** Prompt **
Locate all lines in the data below that hold "JSON" and show them.

(Data items)
========================================

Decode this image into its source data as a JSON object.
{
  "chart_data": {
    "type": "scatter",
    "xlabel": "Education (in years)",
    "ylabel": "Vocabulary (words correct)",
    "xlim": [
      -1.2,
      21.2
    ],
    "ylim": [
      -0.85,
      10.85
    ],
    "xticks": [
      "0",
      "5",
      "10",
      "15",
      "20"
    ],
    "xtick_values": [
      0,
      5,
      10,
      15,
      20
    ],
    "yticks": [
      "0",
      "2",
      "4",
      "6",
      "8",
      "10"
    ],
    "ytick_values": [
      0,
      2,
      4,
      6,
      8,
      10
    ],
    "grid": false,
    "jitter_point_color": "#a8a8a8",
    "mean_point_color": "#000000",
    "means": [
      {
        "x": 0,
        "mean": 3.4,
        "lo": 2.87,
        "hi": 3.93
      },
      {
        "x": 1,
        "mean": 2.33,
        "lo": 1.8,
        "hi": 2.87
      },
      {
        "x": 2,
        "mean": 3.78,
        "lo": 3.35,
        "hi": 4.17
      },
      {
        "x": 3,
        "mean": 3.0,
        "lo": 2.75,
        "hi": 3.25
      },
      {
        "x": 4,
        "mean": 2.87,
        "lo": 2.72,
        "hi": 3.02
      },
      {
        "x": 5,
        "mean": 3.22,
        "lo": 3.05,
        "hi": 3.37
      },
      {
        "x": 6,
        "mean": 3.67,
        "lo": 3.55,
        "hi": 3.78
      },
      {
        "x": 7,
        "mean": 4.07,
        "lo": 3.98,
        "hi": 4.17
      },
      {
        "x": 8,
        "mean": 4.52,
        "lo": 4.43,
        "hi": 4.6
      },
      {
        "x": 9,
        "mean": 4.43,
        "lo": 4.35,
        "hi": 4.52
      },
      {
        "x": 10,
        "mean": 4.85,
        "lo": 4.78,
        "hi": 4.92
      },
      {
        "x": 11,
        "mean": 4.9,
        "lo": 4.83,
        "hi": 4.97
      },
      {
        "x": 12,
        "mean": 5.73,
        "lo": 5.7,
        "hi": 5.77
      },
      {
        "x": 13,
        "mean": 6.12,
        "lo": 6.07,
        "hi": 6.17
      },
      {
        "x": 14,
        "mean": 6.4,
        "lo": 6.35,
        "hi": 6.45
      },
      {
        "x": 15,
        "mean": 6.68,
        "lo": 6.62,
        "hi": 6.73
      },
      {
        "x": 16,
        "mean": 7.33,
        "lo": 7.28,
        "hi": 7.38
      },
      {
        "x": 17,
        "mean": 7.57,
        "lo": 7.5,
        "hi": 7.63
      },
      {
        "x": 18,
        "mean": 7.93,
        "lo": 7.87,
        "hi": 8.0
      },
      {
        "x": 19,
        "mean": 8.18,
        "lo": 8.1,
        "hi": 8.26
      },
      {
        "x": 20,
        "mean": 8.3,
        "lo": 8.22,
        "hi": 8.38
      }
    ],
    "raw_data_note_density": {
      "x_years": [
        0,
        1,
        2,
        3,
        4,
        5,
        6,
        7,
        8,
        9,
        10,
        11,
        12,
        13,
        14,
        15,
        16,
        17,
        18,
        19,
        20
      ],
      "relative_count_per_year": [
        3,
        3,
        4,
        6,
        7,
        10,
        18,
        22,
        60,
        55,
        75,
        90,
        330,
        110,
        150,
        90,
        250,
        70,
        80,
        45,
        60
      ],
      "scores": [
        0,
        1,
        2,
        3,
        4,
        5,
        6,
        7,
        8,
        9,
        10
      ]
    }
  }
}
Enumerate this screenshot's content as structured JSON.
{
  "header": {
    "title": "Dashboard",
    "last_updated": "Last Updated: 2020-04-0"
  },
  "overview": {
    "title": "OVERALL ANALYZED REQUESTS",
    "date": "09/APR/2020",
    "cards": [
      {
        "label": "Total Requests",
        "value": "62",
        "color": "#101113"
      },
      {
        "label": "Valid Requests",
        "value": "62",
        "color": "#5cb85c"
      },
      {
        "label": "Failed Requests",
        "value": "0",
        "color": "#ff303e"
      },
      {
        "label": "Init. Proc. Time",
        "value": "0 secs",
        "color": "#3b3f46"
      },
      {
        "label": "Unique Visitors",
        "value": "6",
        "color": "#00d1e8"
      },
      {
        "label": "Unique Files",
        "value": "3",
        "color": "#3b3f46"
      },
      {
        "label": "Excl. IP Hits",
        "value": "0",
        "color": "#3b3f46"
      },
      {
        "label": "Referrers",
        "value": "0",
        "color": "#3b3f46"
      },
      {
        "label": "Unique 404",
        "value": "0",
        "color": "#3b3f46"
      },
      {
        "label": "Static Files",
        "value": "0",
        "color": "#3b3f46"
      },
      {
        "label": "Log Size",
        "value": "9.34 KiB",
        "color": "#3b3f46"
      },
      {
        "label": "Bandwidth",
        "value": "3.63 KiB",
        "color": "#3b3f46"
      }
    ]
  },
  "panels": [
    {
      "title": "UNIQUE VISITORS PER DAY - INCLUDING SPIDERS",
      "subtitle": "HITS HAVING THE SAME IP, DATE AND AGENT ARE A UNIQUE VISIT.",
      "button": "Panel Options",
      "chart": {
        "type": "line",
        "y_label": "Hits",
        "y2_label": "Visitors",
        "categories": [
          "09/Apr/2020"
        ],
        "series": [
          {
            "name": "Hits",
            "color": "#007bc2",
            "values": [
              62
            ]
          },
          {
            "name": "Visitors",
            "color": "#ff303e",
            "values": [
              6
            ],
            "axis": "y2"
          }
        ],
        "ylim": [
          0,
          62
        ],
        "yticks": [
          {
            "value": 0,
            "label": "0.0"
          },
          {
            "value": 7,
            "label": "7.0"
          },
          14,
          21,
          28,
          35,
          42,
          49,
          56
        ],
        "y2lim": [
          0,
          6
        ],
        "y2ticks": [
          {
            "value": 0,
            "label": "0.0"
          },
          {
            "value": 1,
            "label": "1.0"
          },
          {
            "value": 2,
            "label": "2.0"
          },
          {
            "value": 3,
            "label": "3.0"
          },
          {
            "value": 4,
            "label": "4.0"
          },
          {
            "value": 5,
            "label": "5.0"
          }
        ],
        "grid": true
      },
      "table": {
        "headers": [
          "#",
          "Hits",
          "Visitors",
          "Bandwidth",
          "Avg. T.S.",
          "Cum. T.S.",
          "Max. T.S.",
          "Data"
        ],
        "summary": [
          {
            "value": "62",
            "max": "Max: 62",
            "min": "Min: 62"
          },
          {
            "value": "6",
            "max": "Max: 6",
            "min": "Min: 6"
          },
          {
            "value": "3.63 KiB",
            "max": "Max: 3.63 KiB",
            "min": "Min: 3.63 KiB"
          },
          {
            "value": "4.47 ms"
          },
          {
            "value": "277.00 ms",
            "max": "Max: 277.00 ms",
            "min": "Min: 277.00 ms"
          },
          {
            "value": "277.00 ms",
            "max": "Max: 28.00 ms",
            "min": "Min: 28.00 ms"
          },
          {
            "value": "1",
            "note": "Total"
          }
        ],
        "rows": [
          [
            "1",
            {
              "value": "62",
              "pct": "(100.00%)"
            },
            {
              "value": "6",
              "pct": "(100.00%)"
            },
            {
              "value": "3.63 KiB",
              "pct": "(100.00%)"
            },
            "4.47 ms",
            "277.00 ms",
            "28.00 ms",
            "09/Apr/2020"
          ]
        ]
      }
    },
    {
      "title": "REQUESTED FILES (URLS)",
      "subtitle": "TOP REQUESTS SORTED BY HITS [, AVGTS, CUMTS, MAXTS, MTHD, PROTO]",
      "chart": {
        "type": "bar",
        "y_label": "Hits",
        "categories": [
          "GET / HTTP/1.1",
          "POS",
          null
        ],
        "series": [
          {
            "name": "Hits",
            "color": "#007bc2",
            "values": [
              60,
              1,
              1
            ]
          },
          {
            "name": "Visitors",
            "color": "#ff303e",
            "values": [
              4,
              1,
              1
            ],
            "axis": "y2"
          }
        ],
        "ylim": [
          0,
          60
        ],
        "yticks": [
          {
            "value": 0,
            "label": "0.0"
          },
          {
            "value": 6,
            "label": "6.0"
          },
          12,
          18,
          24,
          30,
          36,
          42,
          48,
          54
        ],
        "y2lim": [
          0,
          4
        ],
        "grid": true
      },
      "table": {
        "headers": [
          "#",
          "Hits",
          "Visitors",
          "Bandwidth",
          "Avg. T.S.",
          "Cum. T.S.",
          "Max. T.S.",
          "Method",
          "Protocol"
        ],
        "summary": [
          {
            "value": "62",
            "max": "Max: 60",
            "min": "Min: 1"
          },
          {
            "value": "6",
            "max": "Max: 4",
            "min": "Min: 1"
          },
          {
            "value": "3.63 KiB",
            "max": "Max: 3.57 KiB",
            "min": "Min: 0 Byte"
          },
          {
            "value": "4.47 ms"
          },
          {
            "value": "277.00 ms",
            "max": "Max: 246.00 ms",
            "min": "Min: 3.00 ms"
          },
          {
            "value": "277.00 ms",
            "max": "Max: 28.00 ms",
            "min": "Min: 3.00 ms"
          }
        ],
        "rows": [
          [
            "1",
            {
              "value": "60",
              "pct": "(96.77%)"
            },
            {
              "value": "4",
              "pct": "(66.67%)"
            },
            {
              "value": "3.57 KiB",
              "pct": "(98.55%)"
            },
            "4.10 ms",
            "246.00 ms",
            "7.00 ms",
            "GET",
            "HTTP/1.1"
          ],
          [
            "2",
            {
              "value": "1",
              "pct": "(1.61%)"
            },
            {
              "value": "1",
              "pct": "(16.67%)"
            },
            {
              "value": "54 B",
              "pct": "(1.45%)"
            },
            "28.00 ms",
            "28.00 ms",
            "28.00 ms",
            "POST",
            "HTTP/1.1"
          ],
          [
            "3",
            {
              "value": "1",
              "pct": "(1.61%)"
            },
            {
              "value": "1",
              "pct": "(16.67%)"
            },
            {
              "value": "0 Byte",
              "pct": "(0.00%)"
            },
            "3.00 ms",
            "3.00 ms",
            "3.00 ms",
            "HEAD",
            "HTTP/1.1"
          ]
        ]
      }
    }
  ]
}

========================================

** The completed task **
Decode this image into its source data as a JSON object.
Enumerate this screenshot's content as structured JSON.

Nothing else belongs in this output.